WHAT YOU WILL DO
Wherever a line in the data below holds "above", copy that line.

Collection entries
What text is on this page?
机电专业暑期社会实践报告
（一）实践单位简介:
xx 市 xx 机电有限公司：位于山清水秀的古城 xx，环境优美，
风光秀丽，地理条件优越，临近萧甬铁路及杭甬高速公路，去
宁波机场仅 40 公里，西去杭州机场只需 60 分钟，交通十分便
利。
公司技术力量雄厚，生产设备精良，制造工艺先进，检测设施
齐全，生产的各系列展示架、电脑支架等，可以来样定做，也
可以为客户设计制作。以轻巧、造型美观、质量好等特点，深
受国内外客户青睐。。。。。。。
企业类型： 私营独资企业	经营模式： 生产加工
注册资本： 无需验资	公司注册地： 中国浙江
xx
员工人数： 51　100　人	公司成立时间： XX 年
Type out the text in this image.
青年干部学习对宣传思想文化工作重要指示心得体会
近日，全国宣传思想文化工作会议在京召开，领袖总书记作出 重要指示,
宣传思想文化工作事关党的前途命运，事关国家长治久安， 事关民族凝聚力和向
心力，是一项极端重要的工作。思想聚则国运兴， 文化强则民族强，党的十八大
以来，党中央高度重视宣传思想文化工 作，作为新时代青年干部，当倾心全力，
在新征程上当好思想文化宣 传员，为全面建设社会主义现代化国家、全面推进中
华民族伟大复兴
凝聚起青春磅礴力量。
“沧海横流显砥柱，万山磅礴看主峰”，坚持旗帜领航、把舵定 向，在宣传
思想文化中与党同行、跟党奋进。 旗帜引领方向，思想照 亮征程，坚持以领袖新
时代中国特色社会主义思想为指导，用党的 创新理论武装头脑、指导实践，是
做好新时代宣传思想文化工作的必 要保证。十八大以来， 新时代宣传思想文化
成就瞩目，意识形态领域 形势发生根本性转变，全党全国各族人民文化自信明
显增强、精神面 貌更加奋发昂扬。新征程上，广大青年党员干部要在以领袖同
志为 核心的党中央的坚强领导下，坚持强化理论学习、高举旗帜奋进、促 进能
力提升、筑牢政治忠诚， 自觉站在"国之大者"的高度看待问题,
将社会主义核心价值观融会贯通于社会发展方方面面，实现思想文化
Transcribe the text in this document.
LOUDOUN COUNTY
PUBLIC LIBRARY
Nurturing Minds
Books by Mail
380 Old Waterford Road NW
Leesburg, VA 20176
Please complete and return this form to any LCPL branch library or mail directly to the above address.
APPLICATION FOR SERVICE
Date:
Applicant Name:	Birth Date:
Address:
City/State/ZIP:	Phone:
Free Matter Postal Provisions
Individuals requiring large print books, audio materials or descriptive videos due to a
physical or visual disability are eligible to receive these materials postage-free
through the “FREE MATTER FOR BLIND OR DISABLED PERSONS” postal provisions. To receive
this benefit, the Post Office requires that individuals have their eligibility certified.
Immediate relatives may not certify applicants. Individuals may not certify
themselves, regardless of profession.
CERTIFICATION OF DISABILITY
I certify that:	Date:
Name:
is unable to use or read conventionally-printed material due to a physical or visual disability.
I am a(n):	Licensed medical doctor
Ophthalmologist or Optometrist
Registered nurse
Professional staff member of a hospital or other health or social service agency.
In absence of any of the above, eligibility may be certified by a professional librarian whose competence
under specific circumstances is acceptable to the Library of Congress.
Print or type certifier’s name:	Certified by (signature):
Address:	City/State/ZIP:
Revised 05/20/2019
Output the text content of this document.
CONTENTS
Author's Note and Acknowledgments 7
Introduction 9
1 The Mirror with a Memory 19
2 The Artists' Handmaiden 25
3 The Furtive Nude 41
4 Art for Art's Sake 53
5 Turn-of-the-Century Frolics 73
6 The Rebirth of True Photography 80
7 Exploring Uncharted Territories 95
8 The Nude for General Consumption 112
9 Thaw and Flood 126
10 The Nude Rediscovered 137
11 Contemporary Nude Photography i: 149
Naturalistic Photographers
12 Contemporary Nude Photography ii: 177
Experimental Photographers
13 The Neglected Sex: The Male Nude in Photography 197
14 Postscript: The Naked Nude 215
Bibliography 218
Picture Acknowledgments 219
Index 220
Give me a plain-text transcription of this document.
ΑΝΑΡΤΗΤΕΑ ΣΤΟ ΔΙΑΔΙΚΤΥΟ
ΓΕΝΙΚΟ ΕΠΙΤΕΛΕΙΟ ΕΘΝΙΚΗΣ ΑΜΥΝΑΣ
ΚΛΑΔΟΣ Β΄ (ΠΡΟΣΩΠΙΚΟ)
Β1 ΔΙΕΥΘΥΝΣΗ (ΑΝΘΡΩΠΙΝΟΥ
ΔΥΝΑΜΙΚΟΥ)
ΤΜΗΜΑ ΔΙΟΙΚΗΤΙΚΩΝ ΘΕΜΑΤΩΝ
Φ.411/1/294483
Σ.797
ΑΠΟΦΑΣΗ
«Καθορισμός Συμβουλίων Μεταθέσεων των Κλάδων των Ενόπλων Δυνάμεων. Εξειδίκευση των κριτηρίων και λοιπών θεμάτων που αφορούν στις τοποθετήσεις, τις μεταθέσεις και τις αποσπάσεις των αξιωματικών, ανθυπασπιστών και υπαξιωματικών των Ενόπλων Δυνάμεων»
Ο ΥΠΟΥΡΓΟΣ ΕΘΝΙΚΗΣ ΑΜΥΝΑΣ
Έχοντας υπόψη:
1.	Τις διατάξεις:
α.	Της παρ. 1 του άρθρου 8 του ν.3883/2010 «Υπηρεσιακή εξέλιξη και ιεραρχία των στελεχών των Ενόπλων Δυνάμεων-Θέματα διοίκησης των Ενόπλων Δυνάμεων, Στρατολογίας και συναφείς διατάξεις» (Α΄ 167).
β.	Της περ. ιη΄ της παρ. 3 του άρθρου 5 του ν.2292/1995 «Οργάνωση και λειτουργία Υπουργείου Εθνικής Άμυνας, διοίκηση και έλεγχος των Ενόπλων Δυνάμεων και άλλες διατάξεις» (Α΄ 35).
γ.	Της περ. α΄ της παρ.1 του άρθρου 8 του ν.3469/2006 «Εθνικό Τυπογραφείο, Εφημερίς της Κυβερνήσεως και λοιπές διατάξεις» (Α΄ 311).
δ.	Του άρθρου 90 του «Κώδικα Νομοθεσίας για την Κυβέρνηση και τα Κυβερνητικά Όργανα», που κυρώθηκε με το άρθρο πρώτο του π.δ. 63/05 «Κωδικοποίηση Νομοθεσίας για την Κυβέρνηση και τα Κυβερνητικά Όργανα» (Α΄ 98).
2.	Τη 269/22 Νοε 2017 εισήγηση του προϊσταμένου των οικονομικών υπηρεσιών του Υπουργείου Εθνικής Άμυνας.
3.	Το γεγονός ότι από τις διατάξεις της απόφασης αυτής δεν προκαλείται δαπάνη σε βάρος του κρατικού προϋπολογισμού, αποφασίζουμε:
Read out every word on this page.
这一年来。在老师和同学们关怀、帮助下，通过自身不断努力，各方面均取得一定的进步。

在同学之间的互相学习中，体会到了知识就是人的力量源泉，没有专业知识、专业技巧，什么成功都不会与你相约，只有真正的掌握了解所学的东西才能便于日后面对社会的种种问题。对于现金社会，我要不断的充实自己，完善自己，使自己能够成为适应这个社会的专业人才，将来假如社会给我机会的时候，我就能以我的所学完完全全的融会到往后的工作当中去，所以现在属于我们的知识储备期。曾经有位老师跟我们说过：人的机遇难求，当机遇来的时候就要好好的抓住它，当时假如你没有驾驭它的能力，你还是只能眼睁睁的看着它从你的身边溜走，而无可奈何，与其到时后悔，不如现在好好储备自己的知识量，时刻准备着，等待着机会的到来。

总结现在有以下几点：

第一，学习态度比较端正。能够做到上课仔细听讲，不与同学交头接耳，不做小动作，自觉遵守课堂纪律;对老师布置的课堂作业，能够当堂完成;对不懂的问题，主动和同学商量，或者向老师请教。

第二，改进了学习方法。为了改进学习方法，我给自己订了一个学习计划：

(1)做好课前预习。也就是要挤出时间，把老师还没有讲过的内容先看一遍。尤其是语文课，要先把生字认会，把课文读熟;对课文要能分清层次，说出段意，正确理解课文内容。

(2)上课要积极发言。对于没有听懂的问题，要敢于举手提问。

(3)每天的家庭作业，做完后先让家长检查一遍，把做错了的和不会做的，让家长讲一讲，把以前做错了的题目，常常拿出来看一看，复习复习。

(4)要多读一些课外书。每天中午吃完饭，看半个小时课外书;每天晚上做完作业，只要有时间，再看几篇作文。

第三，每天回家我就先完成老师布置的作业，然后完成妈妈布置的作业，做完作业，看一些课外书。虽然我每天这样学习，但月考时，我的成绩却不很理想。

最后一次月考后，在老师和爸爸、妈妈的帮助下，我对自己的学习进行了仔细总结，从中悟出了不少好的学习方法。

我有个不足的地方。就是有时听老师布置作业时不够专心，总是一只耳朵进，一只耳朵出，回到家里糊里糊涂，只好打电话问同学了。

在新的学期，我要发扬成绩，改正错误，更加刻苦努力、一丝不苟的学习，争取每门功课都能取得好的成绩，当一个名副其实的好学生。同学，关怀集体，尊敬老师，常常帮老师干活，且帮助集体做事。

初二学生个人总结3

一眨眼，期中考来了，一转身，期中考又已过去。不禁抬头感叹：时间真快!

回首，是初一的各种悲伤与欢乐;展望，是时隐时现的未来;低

ANSWER TO THIS TASK
Please complete and return this form to any LCPL branch library or mail directly to the above address.
In absence of any of the above, eligibility may be certified by a professional librarian whose competence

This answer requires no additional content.